> Task details
Retype all the records with nothing changed.

[Start of Data excerpts]

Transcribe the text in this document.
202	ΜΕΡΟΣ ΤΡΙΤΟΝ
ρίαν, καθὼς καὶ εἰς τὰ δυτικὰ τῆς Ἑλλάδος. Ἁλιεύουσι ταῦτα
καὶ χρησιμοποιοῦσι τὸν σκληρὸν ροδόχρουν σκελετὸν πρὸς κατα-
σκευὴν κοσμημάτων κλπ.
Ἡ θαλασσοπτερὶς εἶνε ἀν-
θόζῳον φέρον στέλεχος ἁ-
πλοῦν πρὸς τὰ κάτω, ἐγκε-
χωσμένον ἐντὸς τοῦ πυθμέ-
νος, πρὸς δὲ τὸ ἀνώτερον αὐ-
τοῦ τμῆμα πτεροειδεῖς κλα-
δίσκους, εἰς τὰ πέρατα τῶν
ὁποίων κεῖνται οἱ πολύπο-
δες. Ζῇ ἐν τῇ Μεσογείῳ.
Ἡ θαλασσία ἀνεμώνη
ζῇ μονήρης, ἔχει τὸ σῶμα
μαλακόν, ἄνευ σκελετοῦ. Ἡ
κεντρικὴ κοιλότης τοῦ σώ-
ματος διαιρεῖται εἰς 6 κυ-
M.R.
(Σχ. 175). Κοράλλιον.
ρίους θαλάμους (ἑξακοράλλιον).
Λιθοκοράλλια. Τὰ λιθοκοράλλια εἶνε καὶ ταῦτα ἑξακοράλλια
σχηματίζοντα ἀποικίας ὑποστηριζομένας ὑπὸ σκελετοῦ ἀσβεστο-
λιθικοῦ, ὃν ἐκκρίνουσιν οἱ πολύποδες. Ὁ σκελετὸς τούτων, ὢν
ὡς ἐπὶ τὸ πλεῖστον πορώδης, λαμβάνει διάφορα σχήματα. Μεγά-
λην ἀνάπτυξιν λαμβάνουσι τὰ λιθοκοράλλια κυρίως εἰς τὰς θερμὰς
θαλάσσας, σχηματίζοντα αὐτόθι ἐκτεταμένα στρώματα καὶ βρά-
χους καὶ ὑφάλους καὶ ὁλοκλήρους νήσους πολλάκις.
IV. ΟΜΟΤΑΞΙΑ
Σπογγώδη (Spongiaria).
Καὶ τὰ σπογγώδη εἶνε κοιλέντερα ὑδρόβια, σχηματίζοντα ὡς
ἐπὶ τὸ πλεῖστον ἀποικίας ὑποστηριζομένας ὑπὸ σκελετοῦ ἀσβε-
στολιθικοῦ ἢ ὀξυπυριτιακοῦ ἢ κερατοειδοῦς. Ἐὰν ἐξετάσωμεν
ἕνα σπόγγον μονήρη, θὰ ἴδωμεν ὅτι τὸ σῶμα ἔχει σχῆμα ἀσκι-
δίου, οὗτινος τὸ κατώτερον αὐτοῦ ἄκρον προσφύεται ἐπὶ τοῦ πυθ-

[End of Data excerpts]

> Full answer
Transcribe the text in this document.
202	ΜΕΡΟΣ ΤΡΙΤΟΝ
ρίαν, καθὼς καὶ εἰς τὰ δυτικὰ τῆς Ἑλλάδος. Ἁλιεύουσι ταῦτα
καὶ χρησιμοποιοῦσι τὸν σκληρὸν ροδόχρουν σκελετὸν πρὸς κατα-
σκευὴν κοσμημάτων κλπ.
Ἡ θαλασσοπτερὶς εἶνε ἀν-
θόζῳον φέρον στέλεχος ἁ-
πλοῦν πρὸς τὰ κάτω, ἐγκε-
χωσμένον ἐντὸς τοῦ πυθμέ-
νος, πρὸς δὲ τὸ ἀνώτερον αὐ-
τοῦ τμῆμα πτεροειδεῖς κλα-
δίσκους, εἰς τὰ πέρατα τῶν
ὁποίων κεῖνται οἱ πολύπο-
δες. Ζῇ ἐν τῇ Μεσογείῳ.
Ἡ θαλασσία ἀνεμώνη
ζῇ μονήρης, ἔχει τὸ σῶμα
μαλακόν, ἄνευ σκελετοῦ. Ἡ
κεντρικὴ κοιλότης τοῦ σώ-
ματος διαιρεῖται εἰς 6 κυ-
M.R.
(Σχ. 175). Κοράλλιον.
ρίους θαλάμους (ἑξακοράλλιον).
Λιθοκοράλλια. Τὰ λιθοκοράλλια εἶνε καὶ ταῦτα ἑξακοράλλια
σχηματίζοντα ἀποικίας ὑποστηριζομένας ὑπὸ σκελετοῦ ἀσβεστο-
λιθικοῦ, ὃν ἐκκρίνουσιν οἱ πολύποδες. Ὁ σκελετὸς τούτων, ὢν
ὡς ἐπὶ τὸ πλεῖστον πορώδης, λαμβάνει διάφορα σχήματα. Μεγά-
λην ἀνάπτυξιν λαμβάνουσι τὰ λιθοκοράλλια κυρίως εἰς τὰς θερμὰς
θαλάσσας, σχηματίζοντα αὐτόθι ἐκτεταμένα στρώματα καὶ βρά-
χους καὶ ὑφάλους καὶ ὁλοκλήρους νήσους πολλάκις.
IV. ΟΜΟΤΑΞΙΑ
Σπογγώδη (Spongiaria).
Καὶ τὰ σπογγώδη εἶνε κοιλέντερα ὑδρόβια, σχηματίζοντα ὡς
ἐπὶ τὸ πλεῖστον ἀποικίας ὑποστηριζομένας ὑπὸ σκελετοῦ ἀσβε-
στολιθικοῦ ἢ ὀξυπυριτιακοῦ ἢ κερατοειδοῦς. Ἐὰν ἐξετάσωμεν
ἕνα σπόγγον μονήρη, θὰ ἴδωμεν ὅτι τὸ σῶμα ἔχει σχῆμα ἀσκι-
δίου, οὗτινος τὸ κατώτερον αὐτοῦ ἄκρον προσφύεται ἐπὶ τοῦ πυθ-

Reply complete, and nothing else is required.